=== Required work ===
Would you copy the lines below exactly and omit the images?

=== Materials provided ===
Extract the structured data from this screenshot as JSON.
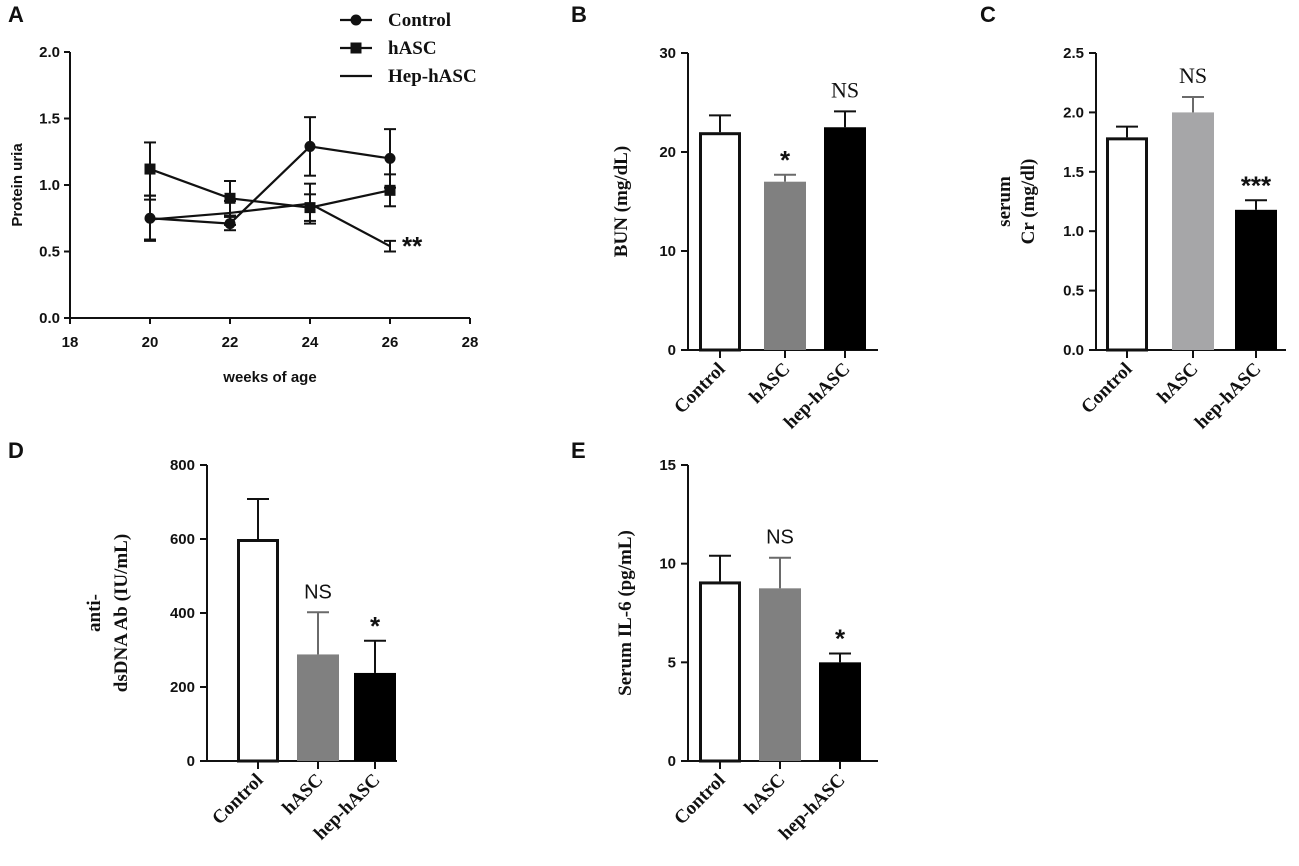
{
  "chart_data": [
    {
      "panel": "A",
      "type": "line",
      "xlabel": "weeks of age",
      "ylabel": "Protein uria",
      "xlim": [
        18,
        28
      ],
      "ylim": [
        0.0,
        2.0
      ],
      "xticks": [
        "18",
        "20",
        "22",
        "24",
        "26",
        "28"
      ],
      "yticks": [
        "0.0",
        "0.5",
        "1.0",
        "1.5",
        "2.0"
      ],
      "legend_position": "top-right",
      "annotation": "**",
      "series": [
        {
          "name": "Control",
          "marker": "circle",
          "x": [
            20,
            22,
            24,
            26
          ],
          "y": [
            0.75,
            0.71,
            1.29,
            1.2
          ],
          "err": [
            0.17,
            0.05,
            0.22,
            0.22
          ]
        },
        {
          "name": "hASC",
          "marker": "square",
          "x": [
            20,
            22,
            24,
            26
          ],
          "y": [
            1.12,
            0.9,
            0.83,
            0.96
          ],
          "err": [
            0.2,
            0.13,
            0.1,
            0.12
          ]
        },
        {
          "name": "Hep-hASC",
          "marker": "none",
          "x": [
            20,
            22,
            24,
            26
          ],
          "y": [
            0.74,
            0.79,
            0.86,
            0.54
          ],
          "err": [
            0.15,
            0.09,
            0.15,
            0.04
          ]
        }
      ]
    },
    {
      "panel": "B",
      "type": "bar",
      "ylabel": "BUN (mg/dL)",
      "ylim": [
        0,
        30
      ],
      "yticks": [
        "0",
        "10",
        "20",
        "30"
      ],
      "categories": [
        "Control",
        "hASC",
        "hep-hASC"
      ],
      "values": [
        22.0,
        17.0,
        22.5
      ],
      "errors": [
        1.7,
        0.7,
        1.6
      ],
      "significance": [
        "",
        "*",
        "NS"
      ]
    },
    {
      "panel": "C",
      "type": "bar",
      "ylabel_lines": [
        "serum",
        "Cr (mg/dl)"
      ],
      "ylim": [
        0.0,
        2.5
      ],
      "yticks": [
        "0.0",
        "0.5",
        "1.0",
        "1.5",
        "2.0",
        "2.5"
      ],
      "categories": [
        "Control",
        "hASC",
        "hep-hASC"
      ],
      "values": [
        1.79,
        2.0,
        1.18
      ],
      "errors": [
        0.09,
        0.13,
        0.08
      ],
      "significance": [
        "",
        "NS",
        "***"
      ]
    },
    {
      "panel": "D",
      "type": "bar",
      "ylabel_lines": [
        "anti-",
        "dsDNA Ab (IU/mL)"
      ],
      "ylim": [
        0,
        800
      ],
      "yticks": [
        "0",
        "200",
        "400",
        "600",
        "800"
      ],
      "categories": [
        "Control",
        "hASC",
        "hep-hASC"
      ],
      "values": [
        600,
        288,
        238
      ],
      "errors": [
        108,
        114,
        87
      ],
      "significance": [
        "",
        "NS",
        "*"
      ]
    },
    {
      "panel": "E",
      "type": "bar",
      "ylabel": "Serum IL-6   (pg/mL)",
      "ylim": [
        0,
        15
      ],
      "yticks": [
        "0",
        "5",
        "10",
        "15"
      ],
      "categories": [
        "Control",
        "hASC",
        "hep-hASC"
      ],
      "values": [
        9.1,
        8.75,
        5.0
      ],
      "errors": [
        1.3,
        1.55,
        0.45
      ],
      "significance": [
        "",
        "NS",
        "*"
      ]
    }
  ],
  "colors": {
    "control_bar": "#ffffff",
    "hasc_bar": "#808080",
    "hasc_bar_light": "#a6a6a8",
    "hep_bar": "#000000",
    "ink": "#111111"
  }
}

=== Answer box ===
Extract the structured data from this screenshot as JSON.
{
  "chart_data": [
    {
      "panel": "A",
      "type": "line",
      "xlabel": "weeks of age",
      "ylabel": "Protein uria",
      "xlim": [
        18,
        28
      ],
      "ylim": [
        0.0,
        2.0
      ],
      "xticks": [
        "18",
        "20",
        "22",
        "24",
        "26",
        "28"
      ],
      "yticks": [
        "0.0",
        "0.5",
        "1.0",
        "1.5",
        "2.0"
      ],
      "legend_position": "top-right",
      "annotation": "**",
      "series": [
        {
          "name": "Control",
          "marker": "circle",
          "x": [
            20,
            22,
            24,
            26
          ],
          "y": [
            0.75,
            0.71,
            1.29,
            1.2
          ],
          "err": [
            0.17,
            0.05,
            0.22,
            0.22
          ]
        },
        {
          "name": "hASC",
          "marker": "square",
          "x": [
            20,
            22,
            24,
            26
          ],
          "y": [
            1.12,
            0.9,
            0.83,
            0.96
          ],
          "err": [
            0.2,
            0.13,
            0.1,
            0.12
          ]
        },
        {
          "name": "Hep-hASC",
          "marker": "none",
          "x": [
            20,
            22,
            24,
            26
          ],
          "y": [
            0.74,
            0.79,
            0.86,
            0.54
          ],
          "err": [
            0.15,
            0.09,
            0.15,
            0.04
          ]
        }
      ]
    },
    {
      "panel": "B",
      "type": "bar",
      "ylabel": "BUN (mg/dL)",
      "ylim": [
        0,
        30
      ],
      "yticks": [
        "0",
        "10",
        "20",
        "30"
      ],
      "categories": [
        "Control",
        "hASC",
        "hep-hASC"
      ],
      "values": [
        22.0,
        17.0,
        22.5
      ],
      "errors": [
        1.7,
        0.7,
        1.6
      ],
      "significance": [
        "",
        "*",
        "NS"
      ]
    },
    {
      "panel": "C",
      "type": "bar",
      "ylabel_lines": [
        "serum",
        "Cr (mg/dl)"
      ],
      "ylim": [
        0.0,
        2.5
      ],
      "yticks": [
        "0.0",
        "0.5",
        "1.0",
        "1.5",
        "2.0",
        "2.5"
      ],
      "categories": [
        "Control",
        "hASC",
        "hep-hASC"
      ],
      "values": [
        1.79,
        2.0,
        1.18
      ],
      "errors": [
        0.09,
        0.13,
        0.08
      ],
      "significance": [
        "",
        "NS",
        "***"
      ]
    },
    {
      "panel": "D",
      "type": "bar",
      "ylabel_lines": [
        "anti-",
        "dsDNA Ab (IU/mL)"
      ],
      "ylim": [
        0,
        800
      ],
      "yticks": [
        "0",
        "200",
        "400",
        "600",
        "800"
      ],
      "categories": [
        "Control",
        "hASC",
        "hep-hASC"
      ],
      "values": [
        600,
        288,
        238
      ],
      "errors": [
        108,
        114,
        87
      ],
      "significance": [
        "",
        "NS",
        "*"
      ]
    },
    {
      "panel": "E",
      "type": "bar",
      "ylabel": "Serum IL-6   (pg/mL)",
      "ylim": [
        0,
        15
      ],
      "yticks": [
        "0",
        "5",
        "10",
        "15"
      ],
      "categories": [
        "Control",
        "hASC",
        "hep-hASC"
      ],
      "values": [
        9.1,
        8.75,
        5.0
      ],
      "errors": [
        1.3,
        1.55,
        0.45
      ],
      "significance": [
        "",
        "NS",
        "*"
      ]
    }
  ],
  "colors": {
    "control_bar": "#ffffff",
    "hasc_bar": "#808080",
    "hasc_bar_light": "#a6a6a8",
    "hep_bar": "#000000",
    "ink": "#111111"
  }
}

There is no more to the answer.